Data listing
++++++++++++++++++++

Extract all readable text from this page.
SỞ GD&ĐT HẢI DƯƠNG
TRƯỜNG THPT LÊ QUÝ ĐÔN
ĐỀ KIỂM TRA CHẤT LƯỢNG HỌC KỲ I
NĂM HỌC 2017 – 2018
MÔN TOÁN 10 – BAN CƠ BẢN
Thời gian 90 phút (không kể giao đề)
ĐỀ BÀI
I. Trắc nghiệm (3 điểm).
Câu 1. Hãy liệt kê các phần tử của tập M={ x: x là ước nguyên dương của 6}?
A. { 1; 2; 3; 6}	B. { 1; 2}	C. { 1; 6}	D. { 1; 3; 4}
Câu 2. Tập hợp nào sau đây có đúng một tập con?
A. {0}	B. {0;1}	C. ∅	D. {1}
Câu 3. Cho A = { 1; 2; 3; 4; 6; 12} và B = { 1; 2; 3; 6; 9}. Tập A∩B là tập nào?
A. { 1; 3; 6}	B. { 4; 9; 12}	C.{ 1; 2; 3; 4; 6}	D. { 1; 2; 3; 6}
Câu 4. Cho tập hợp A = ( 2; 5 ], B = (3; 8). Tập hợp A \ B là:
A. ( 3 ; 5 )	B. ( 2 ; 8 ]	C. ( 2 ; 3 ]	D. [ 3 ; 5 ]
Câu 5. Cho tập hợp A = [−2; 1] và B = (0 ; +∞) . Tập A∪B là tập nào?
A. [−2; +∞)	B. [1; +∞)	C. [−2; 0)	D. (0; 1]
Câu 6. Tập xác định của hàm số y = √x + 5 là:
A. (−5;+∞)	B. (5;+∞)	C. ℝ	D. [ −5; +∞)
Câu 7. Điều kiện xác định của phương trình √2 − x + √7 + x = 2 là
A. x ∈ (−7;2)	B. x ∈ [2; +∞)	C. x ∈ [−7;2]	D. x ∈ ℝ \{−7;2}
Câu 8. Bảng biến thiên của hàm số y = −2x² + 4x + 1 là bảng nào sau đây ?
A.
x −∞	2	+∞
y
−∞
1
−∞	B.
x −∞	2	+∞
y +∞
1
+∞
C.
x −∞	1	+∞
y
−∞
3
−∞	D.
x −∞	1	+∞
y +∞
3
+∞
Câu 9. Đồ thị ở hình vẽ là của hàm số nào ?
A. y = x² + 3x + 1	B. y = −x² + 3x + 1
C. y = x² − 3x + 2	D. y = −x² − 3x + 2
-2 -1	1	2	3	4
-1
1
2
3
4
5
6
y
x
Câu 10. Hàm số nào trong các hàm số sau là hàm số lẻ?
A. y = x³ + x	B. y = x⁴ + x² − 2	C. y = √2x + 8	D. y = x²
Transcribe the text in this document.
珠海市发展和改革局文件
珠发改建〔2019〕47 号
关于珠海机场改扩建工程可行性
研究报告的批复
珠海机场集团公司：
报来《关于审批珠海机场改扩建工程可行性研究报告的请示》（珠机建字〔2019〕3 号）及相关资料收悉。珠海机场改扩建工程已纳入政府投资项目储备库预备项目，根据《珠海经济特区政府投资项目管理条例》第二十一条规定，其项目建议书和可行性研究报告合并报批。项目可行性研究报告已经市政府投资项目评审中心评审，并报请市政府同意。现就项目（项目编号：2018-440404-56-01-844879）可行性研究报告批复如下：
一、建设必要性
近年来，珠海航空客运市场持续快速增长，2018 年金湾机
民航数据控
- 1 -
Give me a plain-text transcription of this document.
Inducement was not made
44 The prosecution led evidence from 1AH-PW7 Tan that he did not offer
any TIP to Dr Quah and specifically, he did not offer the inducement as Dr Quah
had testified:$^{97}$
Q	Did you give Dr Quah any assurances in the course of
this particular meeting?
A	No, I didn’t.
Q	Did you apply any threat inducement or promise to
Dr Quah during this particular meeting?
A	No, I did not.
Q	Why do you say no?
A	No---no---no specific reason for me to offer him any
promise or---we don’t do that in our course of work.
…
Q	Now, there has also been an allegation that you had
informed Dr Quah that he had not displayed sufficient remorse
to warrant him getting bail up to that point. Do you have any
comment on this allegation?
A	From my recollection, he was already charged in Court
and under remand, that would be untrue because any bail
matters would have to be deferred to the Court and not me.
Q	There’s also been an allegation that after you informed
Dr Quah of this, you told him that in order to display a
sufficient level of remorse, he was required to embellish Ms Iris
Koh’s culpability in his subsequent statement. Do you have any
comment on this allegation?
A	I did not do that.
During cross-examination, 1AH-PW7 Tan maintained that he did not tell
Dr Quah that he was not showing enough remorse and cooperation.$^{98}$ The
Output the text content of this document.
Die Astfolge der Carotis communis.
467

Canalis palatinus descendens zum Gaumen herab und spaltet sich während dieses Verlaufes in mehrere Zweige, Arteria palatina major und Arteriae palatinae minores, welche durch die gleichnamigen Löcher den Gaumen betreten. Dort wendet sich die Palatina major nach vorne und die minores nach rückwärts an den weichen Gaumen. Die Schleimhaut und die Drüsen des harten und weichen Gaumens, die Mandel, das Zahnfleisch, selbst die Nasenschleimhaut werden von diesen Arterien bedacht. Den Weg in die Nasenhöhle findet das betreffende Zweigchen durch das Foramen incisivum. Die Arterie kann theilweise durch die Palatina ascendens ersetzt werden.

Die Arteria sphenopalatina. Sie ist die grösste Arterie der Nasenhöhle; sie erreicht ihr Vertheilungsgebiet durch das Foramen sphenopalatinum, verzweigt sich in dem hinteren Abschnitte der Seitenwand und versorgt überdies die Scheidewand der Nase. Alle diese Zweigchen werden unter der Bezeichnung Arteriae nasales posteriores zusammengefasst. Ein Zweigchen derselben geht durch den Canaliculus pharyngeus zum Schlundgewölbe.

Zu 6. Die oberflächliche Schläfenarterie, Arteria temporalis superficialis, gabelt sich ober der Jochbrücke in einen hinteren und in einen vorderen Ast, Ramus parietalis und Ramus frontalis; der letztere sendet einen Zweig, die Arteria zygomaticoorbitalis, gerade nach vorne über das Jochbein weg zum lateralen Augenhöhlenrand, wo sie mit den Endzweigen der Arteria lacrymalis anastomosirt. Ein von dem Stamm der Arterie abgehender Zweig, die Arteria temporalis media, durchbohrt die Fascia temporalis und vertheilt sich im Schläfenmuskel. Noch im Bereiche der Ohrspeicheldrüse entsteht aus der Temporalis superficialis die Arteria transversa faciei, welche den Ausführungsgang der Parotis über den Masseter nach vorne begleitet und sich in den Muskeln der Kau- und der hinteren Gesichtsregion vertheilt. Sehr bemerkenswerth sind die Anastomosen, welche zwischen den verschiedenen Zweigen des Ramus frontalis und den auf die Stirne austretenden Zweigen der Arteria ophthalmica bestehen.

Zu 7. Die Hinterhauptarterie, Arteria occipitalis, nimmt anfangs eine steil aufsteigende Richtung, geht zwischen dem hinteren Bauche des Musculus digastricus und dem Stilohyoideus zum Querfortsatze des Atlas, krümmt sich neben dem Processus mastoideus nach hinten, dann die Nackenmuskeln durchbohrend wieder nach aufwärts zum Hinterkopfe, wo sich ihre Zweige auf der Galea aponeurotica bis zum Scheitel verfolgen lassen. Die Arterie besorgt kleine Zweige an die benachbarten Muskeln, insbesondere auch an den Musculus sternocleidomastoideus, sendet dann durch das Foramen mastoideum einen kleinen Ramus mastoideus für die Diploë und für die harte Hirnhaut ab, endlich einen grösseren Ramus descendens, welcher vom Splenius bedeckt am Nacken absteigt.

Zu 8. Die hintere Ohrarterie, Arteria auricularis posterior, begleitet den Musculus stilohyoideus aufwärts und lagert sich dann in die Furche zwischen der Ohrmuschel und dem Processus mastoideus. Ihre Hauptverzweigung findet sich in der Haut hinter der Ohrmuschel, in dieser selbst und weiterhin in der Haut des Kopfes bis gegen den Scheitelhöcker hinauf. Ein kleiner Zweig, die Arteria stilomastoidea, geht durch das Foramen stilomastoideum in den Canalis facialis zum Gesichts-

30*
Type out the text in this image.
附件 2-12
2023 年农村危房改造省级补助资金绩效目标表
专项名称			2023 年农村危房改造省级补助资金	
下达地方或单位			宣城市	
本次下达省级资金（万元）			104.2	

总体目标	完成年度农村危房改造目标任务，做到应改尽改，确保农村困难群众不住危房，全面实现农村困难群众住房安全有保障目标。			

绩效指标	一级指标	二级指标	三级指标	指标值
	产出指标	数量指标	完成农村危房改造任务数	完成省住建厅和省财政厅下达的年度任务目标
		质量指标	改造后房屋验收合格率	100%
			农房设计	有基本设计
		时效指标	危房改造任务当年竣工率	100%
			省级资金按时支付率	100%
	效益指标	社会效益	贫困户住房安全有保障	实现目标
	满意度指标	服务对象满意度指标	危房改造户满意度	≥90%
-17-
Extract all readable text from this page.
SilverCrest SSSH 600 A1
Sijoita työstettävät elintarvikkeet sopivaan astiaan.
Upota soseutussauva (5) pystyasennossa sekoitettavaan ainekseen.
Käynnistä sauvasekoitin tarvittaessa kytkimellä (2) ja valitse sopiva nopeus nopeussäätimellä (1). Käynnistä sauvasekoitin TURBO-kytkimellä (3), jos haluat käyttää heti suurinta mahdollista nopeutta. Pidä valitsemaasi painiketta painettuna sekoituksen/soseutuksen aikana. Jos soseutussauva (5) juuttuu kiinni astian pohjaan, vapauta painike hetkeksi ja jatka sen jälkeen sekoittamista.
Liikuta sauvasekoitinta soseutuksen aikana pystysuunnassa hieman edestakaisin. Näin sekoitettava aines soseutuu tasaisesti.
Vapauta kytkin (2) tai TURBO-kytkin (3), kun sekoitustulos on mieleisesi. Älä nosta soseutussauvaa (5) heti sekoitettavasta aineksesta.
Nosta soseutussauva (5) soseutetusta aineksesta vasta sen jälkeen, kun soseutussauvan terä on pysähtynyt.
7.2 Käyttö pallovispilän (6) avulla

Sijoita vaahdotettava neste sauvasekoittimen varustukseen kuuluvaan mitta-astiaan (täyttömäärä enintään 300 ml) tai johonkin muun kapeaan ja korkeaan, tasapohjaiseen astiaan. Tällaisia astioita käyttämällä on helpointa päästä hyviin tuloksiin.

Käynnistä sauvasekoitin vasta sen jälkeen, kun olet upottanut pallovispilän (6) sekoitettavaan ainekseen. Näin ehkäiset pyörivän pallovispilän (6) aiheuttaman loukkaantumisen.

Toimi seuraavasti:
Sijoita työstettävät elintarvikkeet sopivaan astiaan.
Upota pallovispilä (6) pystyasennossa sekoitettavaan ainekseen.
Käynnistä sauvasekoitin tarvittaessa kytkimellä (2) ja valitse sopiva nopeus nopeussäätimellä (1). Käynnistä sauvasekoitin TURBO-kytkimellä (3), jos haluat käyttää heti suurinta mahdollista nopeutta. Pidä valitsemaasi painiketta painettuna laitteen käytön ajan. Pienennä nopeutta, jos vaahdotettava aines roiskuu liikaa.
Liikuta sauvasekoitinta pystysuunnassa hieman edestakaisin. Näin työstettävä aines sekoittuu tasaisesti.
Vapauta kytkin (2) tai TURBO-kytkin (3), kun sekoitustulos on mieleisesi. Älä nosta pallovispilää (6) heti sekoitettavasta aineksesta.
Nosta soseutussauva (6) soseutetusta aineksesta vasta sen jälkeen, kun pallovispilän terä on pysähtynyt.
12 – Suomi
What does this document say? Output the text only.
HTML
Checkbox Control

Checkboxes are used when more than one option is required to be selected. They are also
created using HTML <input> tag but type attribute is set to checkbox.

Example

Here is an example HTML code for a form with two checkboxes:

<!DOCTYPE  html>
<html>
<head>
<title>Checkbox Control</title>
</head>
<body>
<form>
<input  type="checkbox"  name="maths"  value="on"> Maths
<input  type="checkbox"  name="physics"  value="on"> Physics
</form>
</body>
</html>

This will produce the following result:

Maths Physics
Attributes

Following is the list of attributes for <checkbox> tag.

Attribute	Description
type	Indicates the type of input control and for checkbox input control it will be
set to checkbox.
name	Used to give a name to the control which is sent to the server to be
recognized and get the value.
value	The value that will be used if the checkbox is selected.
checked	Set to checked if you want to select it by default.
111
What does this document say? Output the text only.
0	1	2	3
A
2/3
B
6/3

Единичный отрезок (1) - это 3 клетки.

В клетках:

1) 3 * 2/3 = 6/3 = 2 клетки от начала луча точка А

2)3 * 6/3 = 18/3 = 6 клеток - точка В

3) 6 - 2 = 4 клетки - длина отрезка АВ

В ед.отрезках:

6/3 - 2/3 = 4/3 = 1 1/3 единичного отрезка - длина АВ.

++++++++++++++++++++

**What you will do:** Find every line with "TURBO" in the listing and state how many there are, nothing else.

**Finished exercise:** 4